■ **TASK INPUT**:
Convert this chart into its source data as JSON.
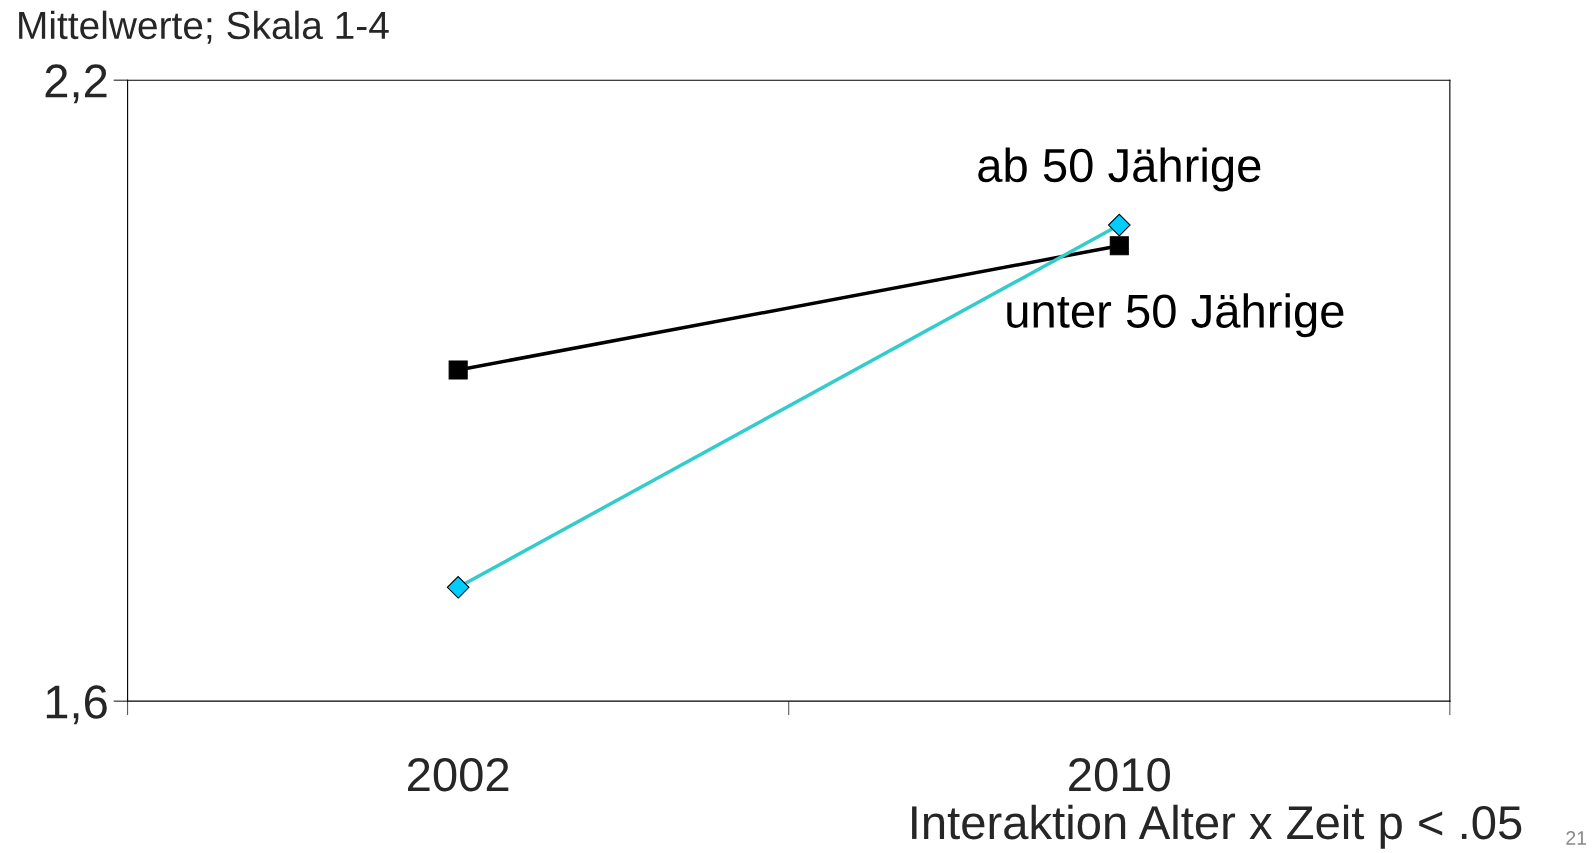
{
  "chart_data": {
    "type": "line",
    "ylabel": "Mittelwerte; Skala 1-4",
    "categories": [
      "2002",
      "2010"
    ],
    "series": [
      {
        "name": "unter 50 Jährige",
        "color": "#000000",
        "marker": "square",
        "values": [
          1.92,
          2.04
        ]
      },
      {
        "name": "ab 50 Jährige",
        "color": "#33cccc",
        "marker": "diamond",
        "values": [
          1.71,
          2.06
        ]
      }
    ],
    "ylim": [
      1.6,
      2.2
    ],
    "yticks": [
      {
        "value": 1.6,
        "label": "1,6"
      },
      {
        "value": 2.2,
        "label": "2,2"
      }
    ],
    "grid": false,
    "legend": false,
    "annotations": [
      "Interaktion Alter x Zeit p < .05",
      "21"
    ]
  }
}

■ **SET PROBLEM**:
Copy out the entries verbatim and leave the images out.

■ **ANSWER IN FULL**:
Convert this chart into its source data as JSON.
{
  "chart_data": {
    "type": "line",
    "ylabel": "Mittelwerte; Skala 1-4",
    "categories": [
      "2002",
      "2010"
    ],
    "series": [
      {
        "name": "unter 50 Jährige",
        "color": "#000000",
        "marker": "square",
        "values": [
          1.92,
          2.04
        ]
      },
      {
        "name": "ab 50 Jährige",
        "color": "#33cccc",
        "marker": "diamond",
        "values": [
          1.71,
          2.06
        ]
      }
    ],
    "ylim": [
      1.6,
      2.2
    ],
    "yticks": [
      {
        "value": 1.6,
        "label": "1,6"
      },
      {
        "value": 2.2,
        "label": "2,2"
      }
    ],
    "grid": false,
    "legend": false,
    "annotations": [
      "Interaktion Alter x Zeit p < .05",
      "21"
    ]
  }
}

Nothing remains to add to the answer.